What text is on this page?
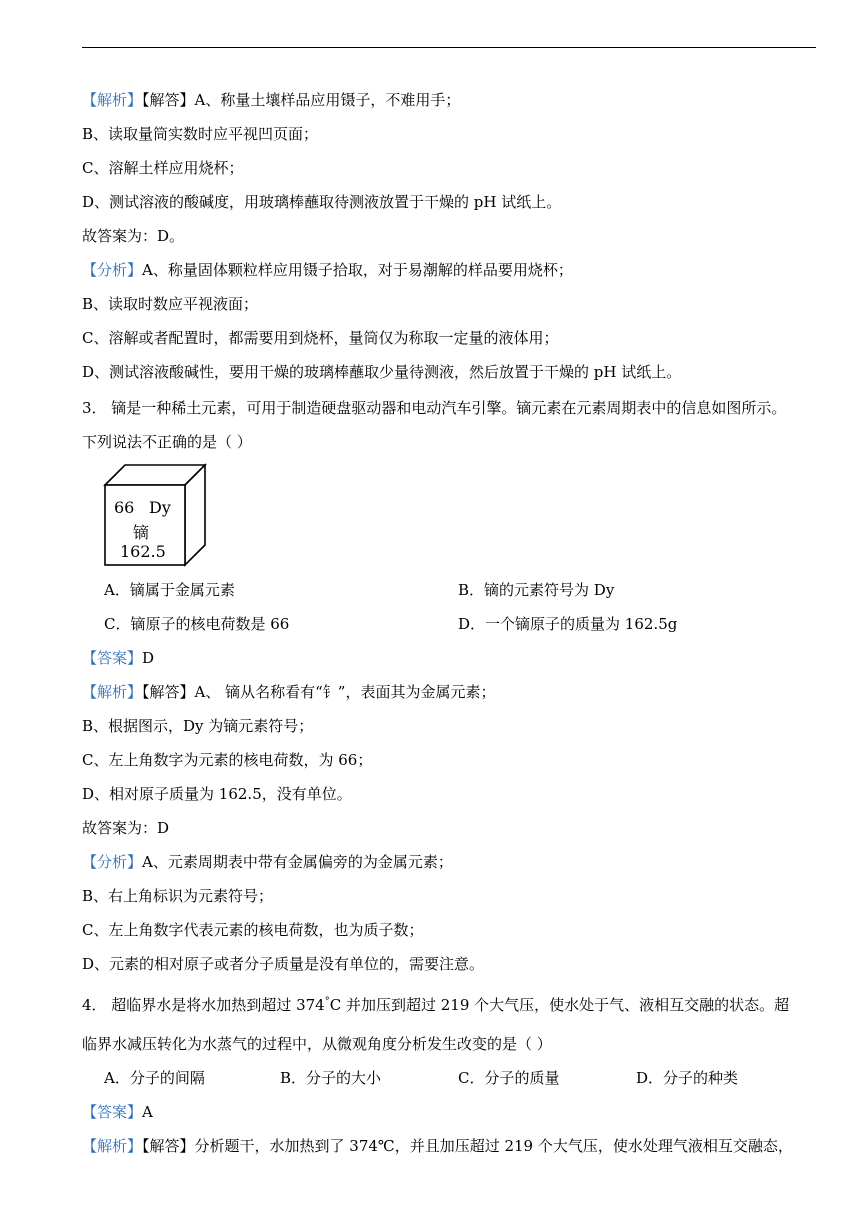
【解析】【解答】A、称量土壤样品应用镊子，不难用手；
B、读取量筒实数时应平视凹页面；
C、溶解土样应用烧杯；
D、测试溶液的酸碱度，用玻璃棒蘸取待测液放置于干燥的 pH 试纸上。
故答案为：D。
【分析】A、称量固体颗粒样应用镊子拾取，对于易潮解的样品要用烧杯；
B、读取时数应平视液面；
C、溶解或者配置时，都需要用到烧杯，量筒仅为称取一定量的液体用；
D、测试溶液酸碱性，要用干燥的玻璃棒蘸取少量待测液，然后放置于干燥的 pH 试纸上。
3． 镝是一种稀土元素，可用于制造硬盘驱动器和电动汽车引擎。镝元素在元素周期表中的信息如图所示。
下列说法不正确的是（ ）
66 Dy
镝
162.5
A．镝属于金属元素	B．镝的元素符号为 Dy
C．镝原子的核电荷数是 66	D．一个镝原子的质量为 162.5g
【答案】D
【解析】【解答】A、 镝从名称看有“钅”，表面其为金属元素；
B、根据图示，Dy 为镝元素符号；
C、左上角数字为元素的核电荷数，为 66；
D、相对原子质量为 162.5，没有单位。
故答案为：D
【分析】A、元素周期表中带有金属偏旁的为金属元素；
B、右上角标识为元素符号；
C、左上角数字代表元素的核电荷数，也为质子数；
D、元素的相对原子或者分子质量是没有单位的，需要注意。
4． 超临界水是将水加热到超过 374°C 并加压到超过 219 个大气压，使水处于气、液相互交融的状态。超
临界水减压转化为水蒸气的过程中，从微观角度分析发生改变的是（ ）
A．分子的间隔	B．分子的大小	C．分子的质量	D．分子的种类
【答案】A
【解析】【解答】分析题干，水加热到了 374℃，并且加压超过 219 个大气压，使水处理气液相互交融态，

◆ ◆ ◆ ◆ ◆

## WRITTEN TASK
Retype every entry verbatim and exclude the pictures from the copy.

## SOLUTION TO THE EXERCISE
What text is on this page?
【解析】【解答】A、称量土壤样品应用镊子，不难用手；
B、读取量筒实数时应平视凹页面；
C、溶解土样应用烧杯；
D、测试溶液的酸碱度，用玻璃棒蘸取待测液放置于干燥的 pH 试纸上。
故答案为：D。
【分析】A、称量固体颗粒样应用镊子拾取，对于易潮解的样品要用烧杯；
B、读取时数应平视液面；
C、溶解或者配置时，都需要用到烧杯，量筒仅为称取一定量的液体用；
D、测试溶液酸碱性，要用干燥的玻璃棒蘸取少量待测液，然后放置于干燥的 pH 试纸上。
3． 镝是一种稀土元素，可用于制造硬盘驱动器和电动汽车引擎。镝元素在元素周期表中的信息如图所示。
下列说法不正确的是（ ）
66 Dy
镝
162.5
A．镝属于金属元素	B．镝的元素符号为 Dy
C．镝原子的核电荷数是 66	D．一个镝原子的质量为 162.5g
【答案】D
【解析】【解答】A、 镝从名称看有“钅”，表面其为金属元素；
B、根据图示，Dy 为镝元素符号；
C、左上角数字为元素的核电荷数，为 66；
D、相对原子质量为 162.5，没有单位。
故答案为：D
【分析】A、元素周期表中带有金属偏旁的为金属元素；
B、右上角标识为元素符号；
C、左上角数字代表元素的核电荷数，也为质子数；
D、元素的相对原子或者分子质量是没有单位的，需要注意。
4． 超临界水是将水加热到超过 374°C 并加压到超过 219 个大气压，使水处于气、液相互交融的状态。超
临界水减压转化为水蒸气的过程中，从微观角度分析发生改变的是（ ）
A．分子的间隔	B．分子的大小	C．分子的质量	D．分子的种类
【答案】A
【解析】【解答】分析题干，水加热到了 374℃，并且加压超过 219 个大气压，使水处理气液相互交融态，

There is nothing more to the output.